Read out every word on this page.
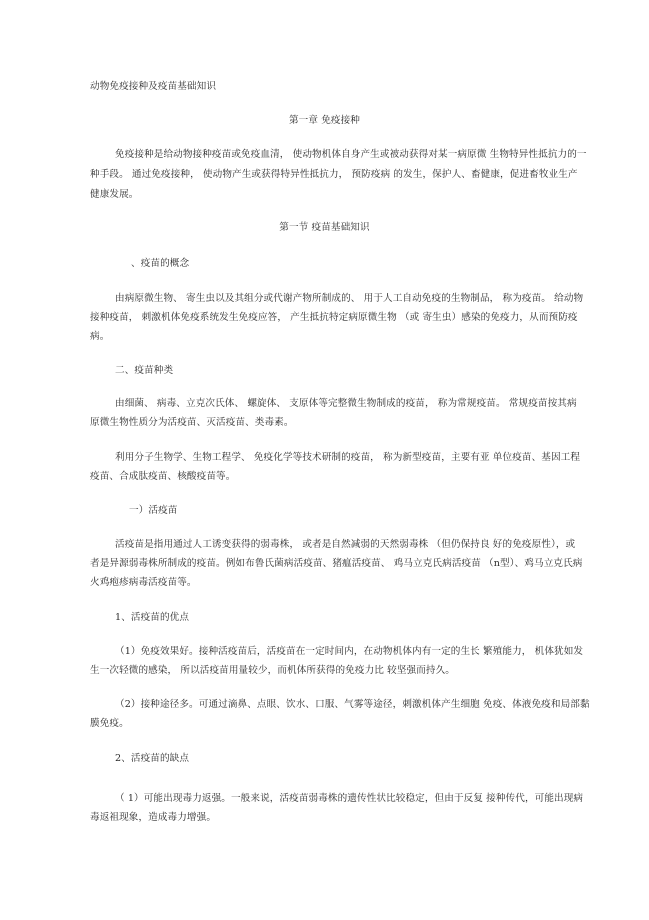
动物免疫接种及疫苗基础知识
第一章 免疫接种
免疫接种是给动物接种疫苗或免疫血清， 使动物机体自身产生或被动获得对某一病原微 生物特异性抵抗力的一
种手段。 通过免疫接种， 使动物产生或获得特异性抵抗力， 预防疫病 的发生，保护人、畜健康，促进畜牧业生产
健康发展。
第一节 疫苗基础知识
、疫苗的概念
由病原微生物、 寄生虫以及其组分或代谢产物所制成的、 用于人工自动免疫的生物制品， 称为疫苗。 给动物
接种疫苗， 刺激机体免疫系统发生免疫应答， 产生抵抗特定病原微生物 （或 寄生虫）感染的免疫力，从而预防疫
病。
二、疫苗种类
由细菌、 病毒、立克次氏体、 螺旋体、 支原体等完整微生物制成的疫苗， 称为常规疫苗。 常规疫苗按其病
原微生物性质分为活疫苗、灭活疫苗、类毒素。
利用分子生物学、生物工程学、 免疫化学等技术研制的疫苗， 称为新型疫苗，主要有亚 单位疫苗、基因工程
疫苗、合成肽疫苗、核酸疫苗等。
一）活疫苗
活疫苗是指用通过人工诱变获得的弱毒株， 或者是自然减弱的天然弱毒株 （但仍保持良 好的免疫原性），或
者是异源弱毒株所制成的疫苗。例如布鲁氏菌病活疫苗、猪瘟活疫苗、 鸡马立克氏病活疫苗 （n型）、鸡马立克氏病
火鸡疱疹病毒活疫苗等。
1、活疫苗的优点
（1）免疫效果好。接种活疫苗后，活疫苗在一定时间内，在动物机体内有一定的生长 繁殖能力， 机体犹如发
生一次轻微的感染， 所以活疫苗用量较少，而机体所获得的免疫力比 较坚强而持久。
（2）接种途径多。可通过滴鼻、点眼、饮水、口服、气雾等途径，刺激机体产生细胞 免疫、体液免疫和局部黏
膜免疫。
2、活疫苗的缺点
（ 1）可能出现毒力返强。一般来说，活疫苗弱毒株的遗传性状比较稳定，但由于反复 接种传代，可能出现病
毒返祖现象，造成毒力增强。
══════════════════════════════
* _WHAT YOU NEED TO DO_: Print every entry exactly as written, without the pictures.

* _FINAL RESULT_:
Read out every word on this page.
动物免疫接种及疫苗基础知识
第一章 免疫接种
免疫接种是给动物接种疫苗或免疫血清， 使动物机体自身产生或被动获得对某一病原微 生物特异性抵抗力的一
种手段。 通过免疫接种， 使动物产生或获得特异性抵抗力， 预防疫病 的发生，保护人、畜健康，促进畜牧业生产
健康发展。
第一节 疫苗基础知识
、疫苗的概念
由病原微生物、 寄生虫以及其组分或代谢产物所制成的、 用于人工自动免疫的生物制品， 称为疫苗。 给动物
接种疫苗， 刺激机体免疫系统发生免疫应答， 产生抵抗特定病原微生物 （或 寄生虫）感染的免疫力，从而预防疫
病。
二、疫苗种类
由细菌、 病毒、立克次氏体、 螺旋体、 支原体等完整微生物制成的疫苗， 称为常规疫苗。 常规疫苗按其病
原微生物性质分为活疫苗、灭活疫苗、类毒素。
利用分子生物学、生物工程学、 免疫化学等技术研制的疫苗， 称为新型疫苗，主要有亚 单位疫苗、基因工程
疫苗、合成肽疫苗、核酸疫苗等。
一）活疫苗
活疫苗是指用通过人工诱变获得的弱毒株， 或者是自然减弱的天然弱毒株 （但仍保持良 好的免疫原性），或
者是异源弱毒株所制成的疫苗。例如布鲁氏菌病活疫苗、猪瘟活疫苗、 鸡马立克氏病活疫苗 （n型）、鸡马立克氏病
火鸡疱疹病毒活疫苗等。
1、活疫苗的优点
（1）免疫效果好。接种活疫苗后，活疫苗在一定时间内，在动物机体内有一定的生长 繁殖能力， 机体犹如发
生一次轻微的感染， 所以活疫苗用量较少，而机体所获得的免疫力比 较坚强而持久。
（2）接种途径多。可通过滴鼻、点眼、饮水、口服、气雾等途径，刺激机体产生细胞 免疫、体液免疫和局部黏
膜免疫。
2、活疫苗的缺点
（ 1）可能出现毒力返强。一般来说，活疫苗弱毒株的遗传性状比较稳定，但由于反复 接种传代，可能出现病
毒返祖现象，造成毒力增强。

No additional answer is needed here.